## SHORT EXERCISE
Return all lines in the material below that contain "bland".

⟨

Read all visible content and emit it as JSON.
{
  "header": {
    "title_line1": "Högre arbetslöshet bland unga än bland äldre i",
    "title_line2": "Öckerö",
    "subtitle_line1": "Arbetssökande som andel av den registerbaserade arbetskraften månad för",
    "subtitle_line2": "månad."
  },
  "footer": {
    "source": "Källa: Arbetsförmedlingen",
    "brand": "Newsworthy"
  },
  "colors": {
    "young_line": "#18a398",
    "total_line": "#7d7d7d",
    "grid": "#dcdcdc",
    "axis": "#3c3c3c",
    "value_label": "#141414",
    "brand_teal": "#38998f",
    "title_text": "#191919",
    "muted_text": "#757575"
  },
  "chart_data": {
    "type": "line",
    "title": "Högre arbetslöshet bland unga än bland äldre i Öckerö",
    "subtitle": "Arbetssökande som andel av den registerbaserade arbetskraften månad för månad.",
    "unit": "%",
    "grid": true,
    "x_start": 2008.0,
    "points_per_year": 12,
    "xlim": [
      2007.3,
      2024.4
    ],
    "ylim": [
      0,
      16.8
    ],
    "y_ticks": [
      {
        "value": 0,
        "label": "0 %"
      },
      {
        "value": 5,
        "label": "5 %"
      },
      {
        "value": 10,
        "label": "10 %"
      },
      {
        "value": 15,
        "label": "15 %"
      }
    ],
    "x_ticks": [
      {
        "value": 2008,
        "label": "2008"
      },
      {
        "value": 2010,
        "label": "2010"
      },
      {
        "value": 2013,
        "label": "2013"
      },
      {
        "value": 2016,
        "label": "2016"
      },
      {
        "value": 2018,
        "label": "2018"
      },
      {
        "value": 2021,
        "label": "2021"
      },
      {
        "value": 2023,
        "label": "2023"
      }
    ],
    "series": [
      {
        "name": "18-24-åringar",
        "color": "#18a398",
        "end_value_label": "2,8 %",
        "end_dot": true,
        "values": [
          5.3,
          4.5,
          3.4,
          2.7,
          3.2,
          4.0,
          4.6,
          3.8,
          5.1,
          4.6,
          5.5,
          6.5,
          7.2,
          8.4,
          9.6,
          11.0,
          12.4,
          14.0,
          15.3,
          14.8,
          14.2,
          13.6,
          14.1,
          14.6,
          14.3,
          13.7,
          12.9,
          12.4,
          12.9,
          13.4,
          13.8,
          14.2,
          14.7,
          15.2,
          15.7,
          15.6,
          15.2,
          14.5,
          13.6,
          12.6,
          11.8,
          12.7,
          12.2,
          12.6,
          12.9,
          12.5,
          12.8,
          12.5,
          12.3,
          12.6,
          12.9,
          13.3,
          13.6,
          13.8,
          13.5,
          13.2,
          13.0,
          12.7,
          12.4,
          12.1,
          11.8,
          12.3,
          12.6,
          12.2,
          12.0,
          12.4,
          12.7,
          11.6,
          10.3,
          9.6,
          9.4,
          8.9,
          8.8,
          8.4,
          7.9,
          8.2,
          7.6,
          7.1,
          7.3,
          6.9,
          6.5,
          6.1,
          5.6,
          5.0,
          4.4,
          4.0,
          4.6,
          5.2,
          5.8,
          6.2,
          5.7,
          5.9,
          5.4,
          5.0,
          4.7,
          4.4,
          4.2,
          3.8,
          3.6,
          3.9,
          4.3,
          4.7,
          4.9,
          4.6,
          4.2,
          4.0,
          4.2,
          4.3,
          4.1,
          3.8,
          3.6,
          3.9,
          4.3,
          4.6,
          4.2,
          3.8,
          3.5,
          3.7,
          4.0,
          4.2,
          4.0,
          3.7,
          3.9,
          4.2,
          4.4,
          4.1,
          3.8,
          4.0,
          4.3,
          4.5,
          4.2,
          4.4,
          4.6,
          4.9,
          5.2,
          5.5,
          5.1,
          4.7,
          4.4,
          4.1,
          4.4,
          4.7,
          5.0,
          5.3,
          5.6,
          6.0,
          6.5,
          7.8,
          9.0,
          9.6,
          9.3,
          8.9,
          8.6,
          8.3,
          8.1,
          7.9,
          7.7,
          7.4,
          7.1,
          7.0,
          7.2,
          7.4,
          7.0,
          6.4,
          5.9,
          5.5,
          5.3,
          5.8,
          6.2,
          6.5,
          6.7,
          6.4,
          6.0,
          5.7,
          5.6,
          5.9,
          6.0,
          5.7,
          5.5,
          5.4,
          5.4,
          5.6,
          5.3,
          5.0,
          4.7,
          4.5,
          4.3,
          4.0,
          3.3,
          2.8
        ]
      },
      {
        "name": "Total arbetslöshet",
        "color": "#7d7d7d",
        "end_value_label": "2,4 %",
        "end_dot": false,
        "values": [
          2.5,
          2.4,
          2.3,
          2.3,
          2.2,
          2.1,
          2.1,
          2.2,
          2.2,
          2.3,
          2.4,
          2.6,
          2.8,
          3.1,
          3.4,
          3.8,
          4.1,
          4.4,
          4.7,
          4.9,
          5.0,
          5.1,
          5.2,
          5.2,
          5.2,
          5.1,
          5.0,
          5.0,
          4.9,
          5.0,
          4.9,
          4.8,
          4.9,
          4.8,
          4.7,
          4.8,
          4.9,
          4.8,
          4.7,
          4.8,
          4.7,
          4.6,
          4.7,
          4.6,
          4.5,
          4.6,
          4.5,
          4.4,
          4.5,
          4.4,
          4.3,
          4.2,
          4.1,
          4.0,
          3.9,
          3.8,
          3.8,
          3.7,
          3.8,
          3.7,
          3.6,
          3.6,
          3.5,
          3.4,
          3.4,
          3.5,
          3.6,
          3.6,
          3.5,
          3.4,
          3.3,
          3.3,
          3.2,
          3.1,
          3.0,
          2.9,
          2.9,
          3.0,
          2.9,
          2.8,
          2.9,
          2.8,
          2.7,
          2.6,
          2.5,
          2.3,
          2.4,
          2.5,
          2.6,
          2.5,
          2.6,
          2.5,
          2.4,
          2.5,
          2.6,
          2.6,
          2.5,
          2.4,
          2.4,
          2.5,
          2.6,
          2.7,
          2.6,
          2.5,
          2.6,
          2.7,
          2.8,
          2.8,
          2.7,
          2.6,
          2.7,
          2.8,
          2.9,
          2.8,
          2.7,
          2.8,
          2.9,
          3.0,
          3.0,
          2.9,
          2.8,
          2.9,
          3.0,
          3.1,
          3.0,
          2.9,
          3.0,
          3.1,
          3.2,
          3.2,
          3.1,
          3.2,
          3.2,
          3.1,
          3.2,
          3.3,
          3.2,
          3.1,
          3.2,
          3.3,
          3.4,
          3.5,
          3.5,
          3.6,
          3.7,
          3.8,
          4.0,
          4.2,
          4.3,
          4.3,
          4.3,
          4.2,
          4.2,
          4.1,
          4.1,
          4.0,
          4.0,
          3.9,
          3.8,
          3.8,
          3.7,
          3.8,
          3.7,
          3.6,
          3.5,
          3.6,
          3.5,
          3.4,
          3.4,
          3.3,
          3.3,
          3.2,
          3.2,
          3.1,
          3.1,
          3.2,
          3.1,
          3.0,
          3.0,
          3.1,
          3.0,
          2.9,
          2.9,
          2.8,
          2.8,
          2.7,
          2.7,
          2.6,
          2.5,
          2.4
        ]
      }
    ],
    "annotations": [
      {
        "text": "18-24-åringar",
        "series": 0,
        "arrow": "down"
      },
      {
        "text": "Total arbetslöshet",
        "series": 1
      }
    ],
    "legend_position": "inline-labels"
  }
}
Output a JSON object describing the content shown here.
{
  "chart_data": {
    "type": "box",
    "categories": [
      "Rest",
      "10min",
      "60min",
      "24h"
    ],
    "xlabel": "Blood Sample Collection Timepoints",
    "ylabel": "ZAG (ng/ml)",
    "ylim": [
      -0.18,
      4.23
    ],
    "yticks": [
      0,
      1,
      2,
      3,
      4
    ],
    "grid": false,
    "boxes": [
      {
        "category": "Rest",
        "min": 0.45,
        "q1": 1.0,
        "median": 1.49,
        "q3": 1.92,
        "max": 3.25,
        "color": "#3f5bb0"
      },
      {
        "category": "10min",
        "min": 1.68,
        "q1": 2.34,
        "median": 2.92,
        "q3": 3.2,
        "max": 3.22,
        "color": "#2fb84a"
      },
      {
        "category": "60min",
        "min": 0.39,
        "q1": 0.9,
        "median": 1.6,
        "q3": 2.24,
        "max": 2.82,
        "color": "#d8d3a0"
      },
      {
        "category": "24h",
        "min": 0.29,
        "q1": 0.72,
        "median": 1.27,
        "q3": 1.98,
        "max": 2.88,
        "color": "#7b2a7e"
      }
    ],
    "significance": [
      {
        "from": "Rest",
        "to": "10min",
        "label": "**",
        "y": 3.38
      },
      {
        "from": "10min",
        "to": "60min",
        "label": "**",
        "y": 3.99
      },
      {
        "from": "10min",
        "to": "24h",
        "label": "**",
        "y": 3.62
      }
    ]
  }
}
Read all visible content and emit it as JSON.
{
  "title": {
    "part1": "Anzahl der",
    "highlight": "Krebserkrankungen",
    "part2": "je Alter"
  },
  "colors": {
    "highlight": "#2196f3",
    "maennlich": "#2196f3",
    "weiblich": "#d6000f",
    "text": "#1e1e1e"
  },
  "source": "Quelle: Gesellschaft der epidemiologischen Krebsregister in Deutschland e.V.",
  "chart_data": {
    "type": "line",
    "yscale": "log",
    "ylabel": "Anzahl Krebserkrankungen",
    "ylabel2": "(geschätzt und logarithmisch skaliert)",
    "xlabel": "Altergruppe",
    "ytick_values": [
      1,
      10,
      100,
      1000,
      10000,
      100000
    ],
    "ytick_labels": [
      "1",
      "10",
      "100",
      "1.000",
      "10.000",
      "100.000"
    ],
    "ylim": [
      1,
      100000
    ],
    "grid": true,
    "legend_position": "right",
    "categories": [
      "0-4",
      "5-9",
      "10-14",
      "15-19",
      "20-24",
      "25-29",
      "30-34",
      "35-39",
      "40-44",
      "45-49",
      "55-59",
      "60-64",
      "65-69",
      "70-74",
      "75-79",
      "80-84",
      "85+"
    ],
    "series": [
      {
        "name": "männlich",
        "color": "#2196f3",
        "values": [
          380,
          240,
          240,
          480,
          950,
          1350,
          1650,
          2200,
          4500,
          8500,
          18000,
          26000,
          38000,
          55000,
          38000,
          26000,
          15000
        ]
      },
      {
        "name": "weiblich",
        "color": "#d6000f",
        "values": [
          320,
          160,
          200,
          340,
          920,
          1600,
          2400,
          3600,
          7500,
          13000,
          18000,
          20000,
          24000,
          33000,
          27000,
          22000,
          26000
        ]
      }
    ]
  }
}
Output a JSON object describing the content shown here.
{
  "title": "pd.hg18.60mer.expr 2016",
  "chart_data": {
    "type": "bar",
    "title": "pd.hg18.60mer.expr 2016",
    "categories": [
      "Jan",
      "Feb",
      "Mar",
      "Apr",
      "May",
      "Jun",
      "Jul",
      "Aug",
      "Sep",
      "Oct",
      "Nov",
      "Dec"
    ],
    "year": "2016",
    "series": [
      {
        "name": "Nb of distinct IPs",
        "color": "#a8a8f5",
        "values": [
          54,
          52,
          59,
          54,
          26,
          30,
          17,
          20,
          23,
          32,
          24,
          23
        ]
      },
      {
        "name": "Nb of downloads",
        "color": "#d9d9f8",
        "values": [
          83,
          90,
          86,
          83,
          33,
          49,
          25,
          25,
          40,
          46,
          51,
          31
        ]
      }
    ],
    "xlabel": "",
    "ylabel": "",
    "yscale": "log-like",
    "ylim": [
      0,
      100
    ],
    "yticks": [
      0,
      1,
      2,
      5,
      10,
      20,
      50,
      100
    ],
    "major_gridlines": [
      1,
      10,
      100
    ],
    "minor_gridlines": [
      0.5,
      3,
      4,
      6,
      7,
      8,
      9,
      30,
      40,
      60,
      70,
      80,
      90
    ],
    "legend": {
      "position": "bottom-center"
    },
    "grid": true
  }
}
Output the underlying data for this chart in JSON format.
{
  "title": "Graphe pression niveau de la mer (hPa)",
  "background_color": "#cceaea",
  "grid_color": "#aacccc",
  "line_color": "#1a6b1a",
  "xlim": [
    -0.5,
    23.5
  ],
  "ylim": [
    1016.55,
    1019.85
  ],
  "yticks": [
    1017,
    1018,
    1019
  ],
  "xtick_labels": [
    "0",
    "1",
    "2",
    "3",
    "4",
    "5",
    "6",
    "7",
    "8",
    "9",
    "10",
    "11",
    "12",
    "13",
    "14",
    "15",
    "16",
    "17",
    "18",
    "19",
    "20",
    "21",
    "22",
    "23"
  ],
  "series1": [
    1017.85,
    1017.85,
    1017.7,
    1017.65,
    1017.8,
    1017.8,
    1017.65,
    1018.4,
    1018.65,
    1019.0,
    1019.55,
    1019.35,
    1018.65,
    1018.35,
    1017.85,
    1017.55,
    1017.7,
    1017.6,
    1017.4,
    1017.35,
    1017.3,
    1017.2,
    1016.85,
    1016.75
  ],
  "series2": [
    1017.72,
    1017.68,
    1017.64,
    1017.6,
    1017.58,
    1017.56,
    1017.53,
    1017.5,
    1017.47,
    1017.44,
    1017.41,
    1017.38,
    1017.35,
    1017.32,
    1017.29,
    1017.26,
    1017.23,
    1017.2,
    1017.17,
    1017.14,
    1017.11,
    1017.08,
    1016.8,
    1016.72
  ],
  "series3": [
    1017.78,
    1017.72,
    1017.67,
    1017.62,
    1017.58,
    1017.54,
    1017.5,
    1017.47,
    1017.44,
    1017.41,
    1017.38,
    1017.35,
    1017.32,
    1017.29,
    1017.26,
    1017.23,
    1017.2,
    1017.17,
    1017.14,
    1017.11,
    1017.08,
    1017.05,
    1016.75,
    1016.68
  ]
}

⟩

## EXERCISE SOLUTION
    "title_line1": "Högre arbetslöshet bland unga än bland äldre i",
    "title": "Högre arbetslöshet bland unga än bland äldre i Öckerö",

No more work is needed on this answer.